• _THE DATA_:
============================================================
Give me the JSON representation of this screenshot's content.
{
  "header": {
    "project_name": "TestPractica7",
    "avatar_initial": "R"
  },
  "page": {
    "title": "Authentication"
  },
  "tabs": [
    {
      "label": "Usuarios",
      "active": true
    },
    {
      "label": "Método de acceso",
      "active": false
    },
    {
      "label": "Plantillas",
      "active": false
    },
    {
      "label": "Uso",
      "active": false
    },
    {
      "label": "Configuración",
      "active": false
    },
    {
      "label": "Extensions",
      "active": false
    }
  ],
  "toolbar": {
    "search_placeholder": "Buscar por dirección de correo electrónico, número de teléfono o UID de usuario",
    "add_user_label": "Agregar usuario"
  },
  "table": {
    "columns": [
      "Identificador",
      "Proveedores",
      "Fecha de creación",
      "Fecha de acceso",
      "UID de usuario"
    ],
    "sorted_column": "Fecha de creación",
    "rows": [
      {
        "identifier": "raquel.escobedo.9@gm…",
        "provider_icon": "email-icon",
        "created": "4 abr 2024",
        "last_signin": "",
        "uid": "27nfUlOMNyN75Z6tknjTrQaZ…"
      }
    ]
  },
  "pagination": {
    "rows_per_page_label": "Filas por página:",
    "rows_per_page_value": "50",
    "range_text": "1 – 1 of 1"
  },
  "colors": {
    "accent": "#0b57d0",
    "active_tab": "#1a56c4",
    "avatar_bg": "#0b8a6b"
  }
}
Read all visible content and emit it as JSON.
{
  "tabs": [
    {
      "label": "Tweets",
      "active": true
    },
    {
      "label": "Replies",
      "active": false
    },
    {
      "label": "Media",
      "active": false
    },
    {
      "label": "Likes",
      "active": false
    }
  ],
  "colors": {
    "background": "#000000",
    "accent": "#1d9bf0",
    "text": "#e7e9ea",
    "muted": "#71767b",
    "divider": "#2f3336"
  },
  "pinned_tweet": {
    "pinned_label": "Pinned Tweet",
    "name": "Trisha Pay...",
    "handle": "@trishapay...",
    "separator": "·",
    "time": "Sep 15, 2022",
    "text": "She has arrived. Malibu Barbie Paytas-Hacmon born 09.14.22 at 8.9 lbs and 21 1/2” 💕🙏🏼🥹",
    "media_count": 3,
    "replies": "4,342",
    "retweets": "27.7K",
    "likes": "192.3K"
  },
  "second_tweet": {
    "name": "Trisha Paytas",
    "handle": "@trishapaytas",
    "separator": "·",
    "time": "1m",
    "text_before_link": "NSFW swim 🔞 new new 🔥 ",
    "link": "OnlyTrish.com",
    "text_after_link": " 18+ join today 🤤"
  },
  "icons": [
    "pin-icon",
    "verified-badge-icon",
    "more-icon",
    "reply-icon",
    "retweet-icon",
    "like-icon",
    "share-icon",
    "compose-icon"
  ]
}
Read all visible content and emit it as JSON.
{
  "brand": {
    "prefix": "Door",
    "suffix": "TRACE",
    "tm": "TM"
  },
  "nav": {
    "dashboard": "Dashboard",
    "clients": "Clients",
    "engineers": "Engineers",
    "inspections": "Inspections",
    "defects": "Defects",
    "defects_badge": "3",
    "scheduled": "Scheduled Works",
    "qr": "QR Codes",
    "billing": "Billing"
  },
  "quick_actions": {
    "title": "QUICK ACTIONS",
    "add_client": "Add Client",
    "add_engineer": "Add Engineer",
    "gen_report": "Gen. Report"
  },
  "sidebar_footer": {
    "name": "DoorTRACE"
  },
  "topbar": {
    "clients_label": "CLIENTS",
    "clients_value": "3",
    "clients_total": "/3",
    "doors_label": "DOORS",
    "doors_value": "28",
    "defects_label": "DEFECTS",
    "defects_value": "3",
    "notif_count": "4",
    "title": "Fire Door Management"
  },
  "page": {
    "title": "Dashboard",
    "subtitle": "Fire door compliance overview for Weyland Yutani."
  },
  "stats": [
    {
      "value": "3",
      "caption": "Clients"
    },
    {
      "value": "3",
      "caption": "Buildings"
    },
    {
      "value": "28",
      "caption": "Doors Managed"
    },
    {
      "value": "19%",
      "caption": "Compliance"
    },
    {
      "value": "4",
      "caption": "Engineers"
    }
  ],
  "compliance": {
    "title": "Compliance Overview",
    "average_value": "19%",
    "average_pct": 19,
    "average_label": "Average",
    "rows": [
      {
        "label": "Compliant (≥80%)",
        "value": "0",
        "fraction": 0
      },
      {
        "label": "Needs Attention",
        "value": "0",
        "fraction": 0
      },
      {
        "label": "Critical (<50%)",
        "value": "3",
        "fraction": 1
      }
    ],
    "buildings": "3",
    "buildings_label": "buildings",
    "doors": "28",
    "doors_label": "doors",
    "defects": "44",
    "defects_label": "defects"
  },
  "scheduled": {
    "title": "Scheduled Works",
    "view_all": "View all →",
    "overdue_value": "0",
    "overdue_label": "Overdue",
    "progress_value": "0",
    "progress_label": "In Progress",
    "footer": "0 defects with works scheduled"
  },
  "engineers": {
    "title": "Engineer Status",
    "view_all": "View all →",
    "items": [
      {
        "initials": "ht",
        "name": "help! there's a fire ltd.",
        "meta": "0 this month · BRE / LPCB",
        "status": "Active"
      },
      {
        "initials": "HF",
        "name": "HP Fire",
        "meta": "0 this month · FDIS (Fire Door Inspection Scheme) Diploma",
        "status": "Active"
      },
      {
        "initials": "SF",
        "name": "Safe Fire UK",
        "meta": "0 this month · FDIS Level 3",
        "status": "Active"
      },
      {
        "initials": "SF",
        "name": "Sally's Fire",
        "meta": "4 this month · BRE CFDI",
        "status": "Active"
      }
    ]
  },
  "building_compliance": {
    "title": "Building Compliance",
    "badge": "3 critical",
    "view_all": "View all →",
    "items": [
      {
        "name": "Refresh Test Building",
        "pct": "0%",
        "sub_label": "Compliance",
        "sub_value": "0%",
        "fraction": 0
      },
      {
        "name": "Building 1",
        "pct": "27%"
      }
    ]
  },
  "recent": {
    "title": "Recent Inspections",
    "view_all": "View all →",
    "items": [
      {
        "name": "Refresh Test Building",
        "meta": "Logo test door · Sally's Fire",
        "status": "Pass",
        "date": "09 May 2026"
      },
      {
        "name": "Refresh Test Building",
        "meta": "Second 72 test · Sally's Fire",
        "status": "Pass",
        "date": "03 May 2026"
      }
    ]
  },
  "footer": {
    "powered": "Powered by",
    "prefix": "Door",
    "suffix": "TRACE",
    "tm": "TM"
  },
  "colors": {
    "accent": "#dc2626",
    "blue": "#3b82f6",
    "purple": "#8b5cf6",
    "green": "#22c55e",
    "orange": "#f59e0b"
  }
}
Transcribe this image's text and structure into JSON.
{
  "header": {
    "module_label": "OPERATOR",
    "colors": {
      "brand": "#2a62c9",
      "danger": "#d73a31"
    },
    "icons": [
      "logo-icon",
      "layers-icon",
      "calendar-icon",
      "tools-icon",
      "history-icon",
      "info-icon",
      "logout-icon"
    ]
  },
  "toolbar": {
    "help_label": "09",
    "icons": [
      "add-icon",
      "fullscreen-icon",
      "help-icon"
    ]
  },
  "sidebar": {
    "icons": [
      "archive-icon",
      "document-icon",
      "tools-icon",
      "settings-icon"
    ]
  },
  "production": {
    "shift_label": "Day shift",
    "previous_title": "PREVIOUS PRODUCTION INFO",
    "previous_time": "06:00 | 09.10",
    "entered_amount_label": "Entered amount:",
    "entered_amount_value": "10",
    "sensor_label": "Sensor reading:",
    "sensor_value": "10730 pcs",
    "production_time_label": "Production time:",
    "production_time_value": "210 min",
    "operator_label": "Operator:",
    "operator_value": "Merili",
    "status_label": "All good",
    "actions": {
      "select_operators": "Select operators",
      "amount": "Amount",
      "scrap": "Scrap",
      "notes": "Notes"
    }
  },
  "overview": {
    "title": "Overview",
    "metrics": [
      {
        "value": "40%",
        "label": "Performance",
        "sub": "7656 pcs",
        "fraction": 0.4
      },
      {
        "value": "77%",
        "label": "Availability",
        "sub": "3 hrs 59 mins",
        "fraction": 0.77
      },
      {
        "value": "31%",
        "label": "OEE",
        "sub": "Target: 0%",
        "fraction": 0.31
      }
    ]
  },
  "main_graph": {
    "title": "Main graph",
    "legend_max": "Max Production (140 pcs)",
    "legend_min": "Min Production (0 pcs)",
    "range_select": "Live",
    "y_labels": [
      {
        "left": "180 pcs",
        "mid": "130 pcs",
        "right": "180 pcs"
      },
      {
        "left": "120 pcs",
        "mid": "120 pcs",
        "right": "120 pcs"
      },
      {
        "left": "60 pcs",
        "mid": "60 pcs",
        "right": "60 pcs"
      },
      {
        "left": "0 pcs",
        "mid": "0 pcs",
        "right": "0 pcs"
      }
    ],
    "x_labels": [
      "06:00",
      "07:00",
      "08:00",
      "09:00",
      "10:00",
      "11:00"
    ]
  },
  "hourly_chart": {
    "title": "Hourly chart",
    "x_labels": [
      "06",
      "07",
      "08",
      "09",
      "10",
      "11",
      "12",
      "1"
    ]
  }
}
============================================================
• _DESCRIPTION OF THE TASK_: Check each line of the records above for the string "month", and report every line that has it.

• _EXERCISE ANSWER_:
        "meta": "0 this month · BRE / LPCB",
        "meta": "0 this month · FDIS (Fire Door Inspection Scheme) Diploma",
        "meta": "0 this month · FDIS Level 3",
        "meta": "4 this month · BRE CFDI",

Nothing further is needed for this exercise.